## Begin TASK DATA

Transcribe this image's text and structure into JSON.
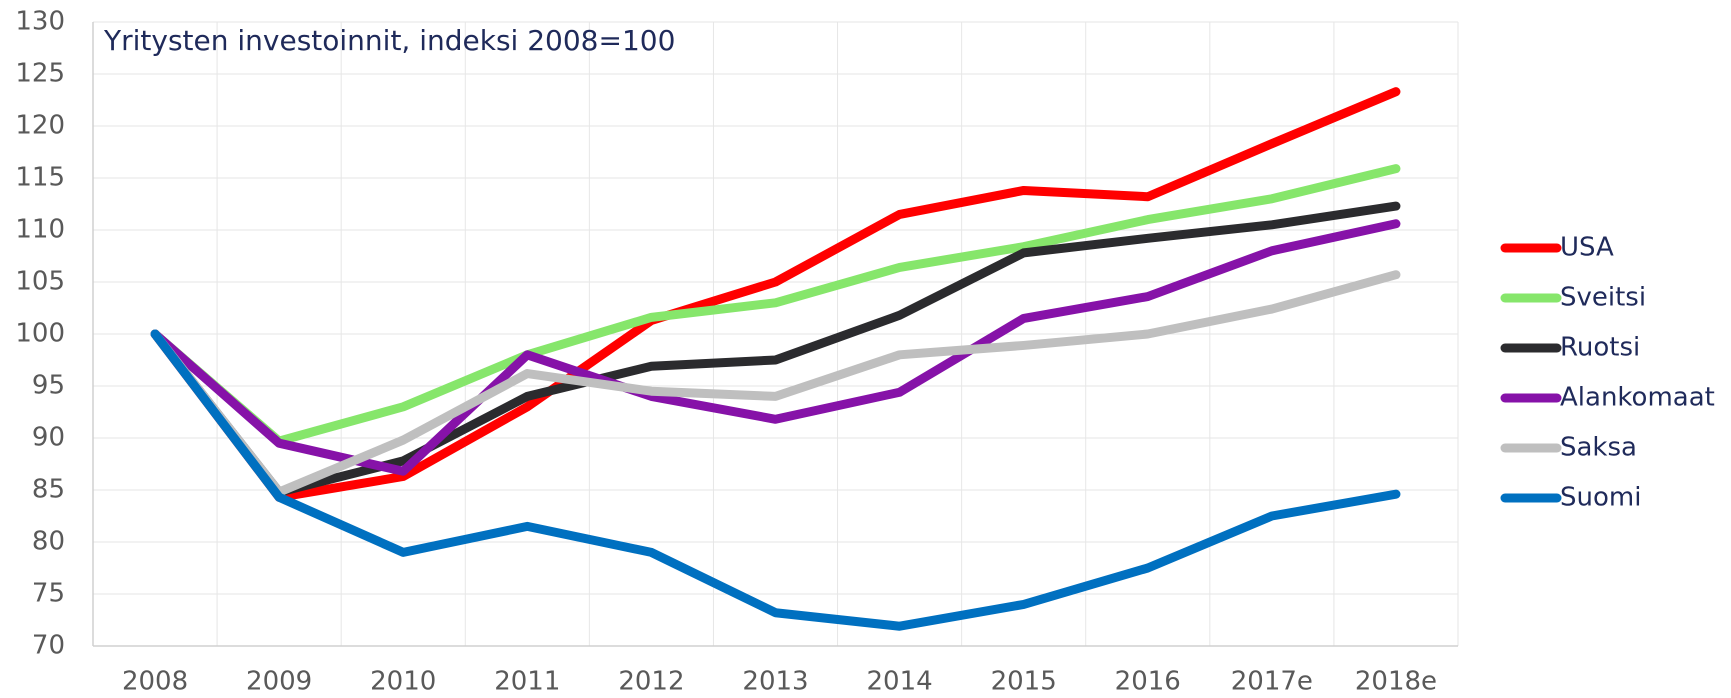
{
  "chart_data": {
    "type": "line",
    "title": "Yritysten investoinnit, indeksi 2008=100",
    "categories": [
      "2008",
      "2009",
      "2010",
      "2011",
      "2012",
      "2013",
      "2014",
      "2015",
      "2016",
      "2017e",
      "2018e"
    ],
    "series": [
      {
        "name": "USA",
        "color": "#ff0000",
        "values": [
          100,
          84.3,
          86.3,
          93,
          101.3,
          105,
          111.5,
          113.8,
          113.2,
          118.3,
          123.3
        ]
      },
      {
        "name": "Sveitsi",
        "color": "#86e66b",
        "values": [
          100,
          89.7,
          93,
          98,
          101.6,
          103,
          106.4,
          108.4,
          111,
          113,
          115.9
        ]
      },
      {
        "name": "Ruotsi",
        "color": "#2b2b2e",
        "values": [
          100,
          84.8,
          87.8,
          94,
          96.9,
          97.5,
          101.8,
          107.8,
          109.2,
          110.5,
          112.3
        ]
      },
      {
        "name": "Alankomaat",
        "color": "#8612a8",
        "values": [
          100,
          89.5,
          86.8,
          98,
          94,
          91.8,
          94.4,
          101.5,
          103.6,
          108,
          110.6
        ]
      },
      {
        "name": "Saksa",
        "color": "#bfbfbf",
        "values": [
          100,
          84.8,
          89.8,
          96.2,
          94.5,
          94,
          98,
          98.9,
          100,
          102.4,
          105.7
        ]
      },
      {
        "name": "Suomi",
        "color": "#0070c0",
        "values": [
          100,
          84.3,
          79,
          81.5,
          79,
          73.2,
          71.9,
          74,
          77.5,
          82.5,
          84.6
        ]
      }
    ],
    "ylim": [
      70,
      130
    ],
    "yticks": [
      70,
      75,
      80,
      85,
      90,
      95,
      100,
      105,
      110,
      115,
      120,
      125,
      130
    ],
    "grid": true,
    "legend": "right"
  }
}
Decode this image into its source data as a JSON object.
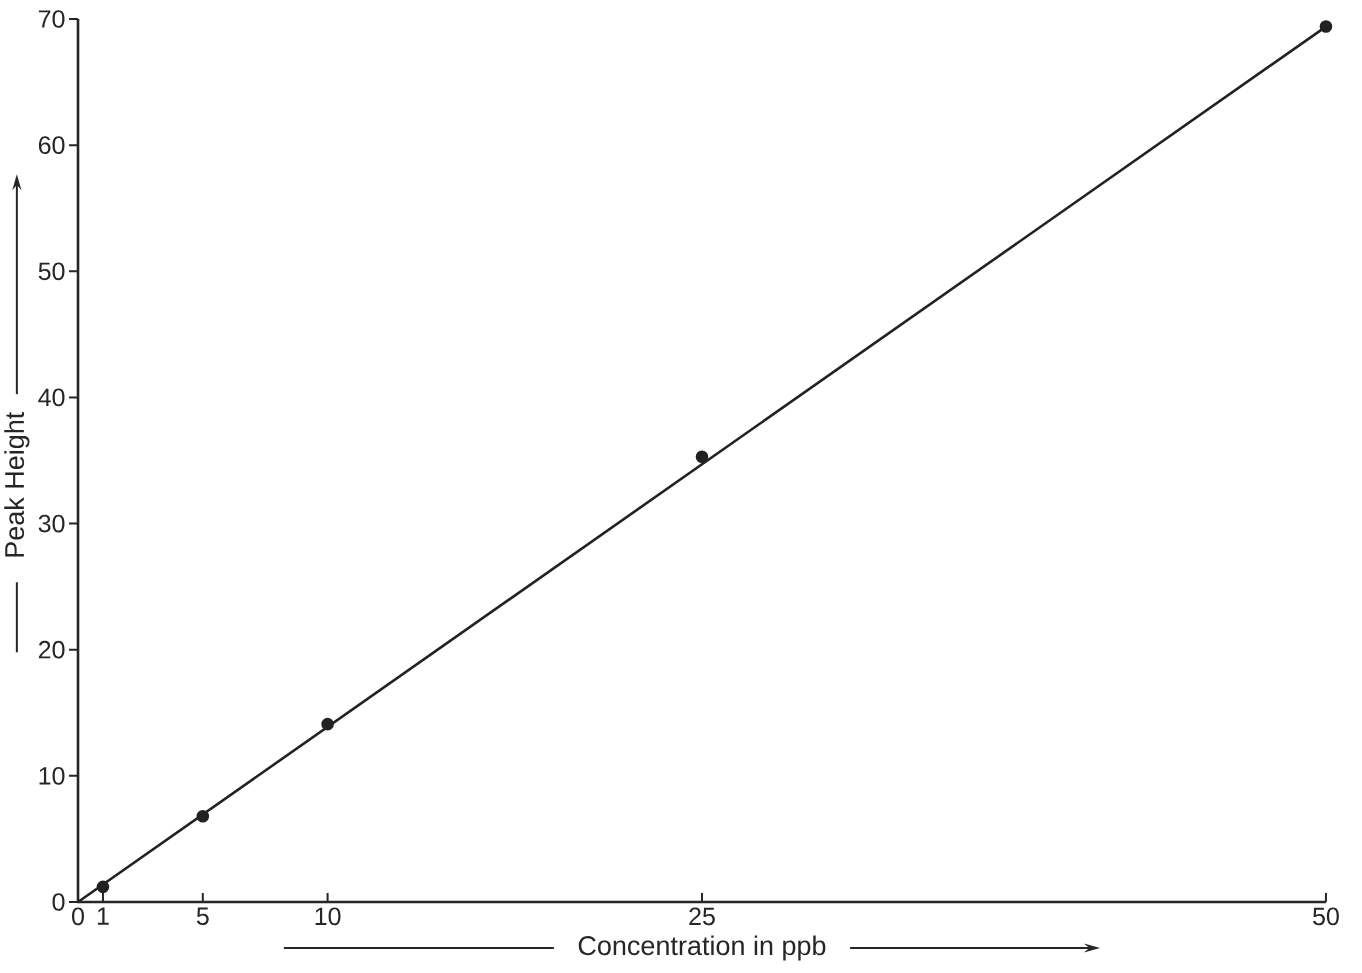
{
  "chart_data": {
    "type": "scatter",
    "xlabel": "Concentration in ppb",
    "ylabel": "Peak Height",
    "series": [
      {
        "type": "line",
        "color": "#222222",
        "x": [
          0,
          50
        ],
        "values": [
          0,
          69.4
        ],
        "marker": "none"
      },
      {
        "color": "#222222",
        "x": [
          1,
          5,
          10,
          25,
          50
        ],
        "values": [
          1.2,
          6.8,
          14.1,
          35.3,
          69.4
        ],
        "marker": "circle"
      }
    ],
    "xlim": [
      0,
      50
    ],
    "ylim": [
      0,
      70
    ],
    "xticks": [
      0,
      1,
      5,
      10,
      25,
      50
    ],
    "yticks": [
      0,
      10,
      20,
      30,
      40,
      50,
      60,
      70
    ]
  }
}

## End TASK DATA

REQUIRED WORK - Omit every picture, then repeat the remaining data exactly as it appears above.

EXERCISE RESULT -
Transcribe this image's text and structure into JSON.
{
  "chart_data": {
    "type": "line",
    "title": "Yritysten investoinnit, indeksi 2008=100",
    "categories": [
      "2008",
      "2009",
      "2010",
      "2011",
      "2012",
      "2013",
      "2014",
      "2015",
      "2016",
      "2017e",
      "2018e"
    ],
    "series": [
      {
        "name": "USA",
        "color": "#ff0000",
        "values": [
          100,
          84.3,
          86.3,
          93,
          101.3,
          105,
          111.5,
          113.8,
          113.2,
          118.3,
          123.3
        ]
      },
      {
        "name": "Sveitsi",
        "color": "#86e66b",
        "values": [
          100,
          89.7,
          93,
          98,
          101.6,
          103,
          106.4,
          108.4,
          111,
          113,
          115.9
        ]
      },
      {
        "name": "Ruotsi",
        "color": "#2b2b2e",
        "values": [
          100,
          84.8,
          87.8,
          94,
          96.9,
          97.5,
          101.8,
          107.8,
          109.2,
          110.5,
          112.3
        ]
      },
      {
        "name": "Alankomaat",
        "color": "#8612a8",
        "values": [
          100,
          89.5,
          86.8,
          98,
          94,
          91.8,
          94.4,
          101.5,
          103.6,
          108,
          110.6
        ]
      },
      {
        "name": "Saksa",
        "color": "#bfbfbf",
        "values": [
          100,
          84.8,
          89.8,
          96.2,
          94.5,
          94,
          98,
          98.9,
          100,
          102.4,
          105.7
        ]
      },
      {
        "name": "Suomi",
        "color": "#0070c0",
        "values": [
          100,
          84.3,
          79,
          81.5,
          79,
          73.2,
          71.9,
          74,
          77.5,
          82.5,
          84.6
        ]
      }
    ],
    "ylim": [
      70,
      130
    ],
    "yticks": [
      70,
      75,
      80,
      85,
      90,
      95,
      100,
      105,
      110,
      115,
      120,
      125,
      130
    ],
    "grid": true,
    "legend": "right"
  }
}
Decode this image into its source data as a JSON object.
{
  "chart_data": {
    "type": "scatter",
    "xlabel": "Concentration in ppb",
    "ylabel": "Peak Height",
    "series": [
      {
        "type": "line",
        "color": "#222222",
        "x": [
          0,
          50
        ],
        "values": [
          0,
          69.4
        ],
        "marker": "none"
      },
      {
        "color": "#222222",
        "x": [
          1,
          5,
          10,
          25,
          50
        ],
        "values": [
          1.2,
          6.8,
          14.1,
          35.3,
          69.4
        ],
        "marker": "circle"
      }
    ],
    "xlim": [
      0,
      50
    ],
    "ylim": [
      0,
      70
    ],
    "xticks": [
      0,
      1,
      5,
      10,
      25,
      50
    ],
    "yticks": [
      0,
      10,
      20,
      30,
      40,
      50,
      60,
      70
    ]
  }
}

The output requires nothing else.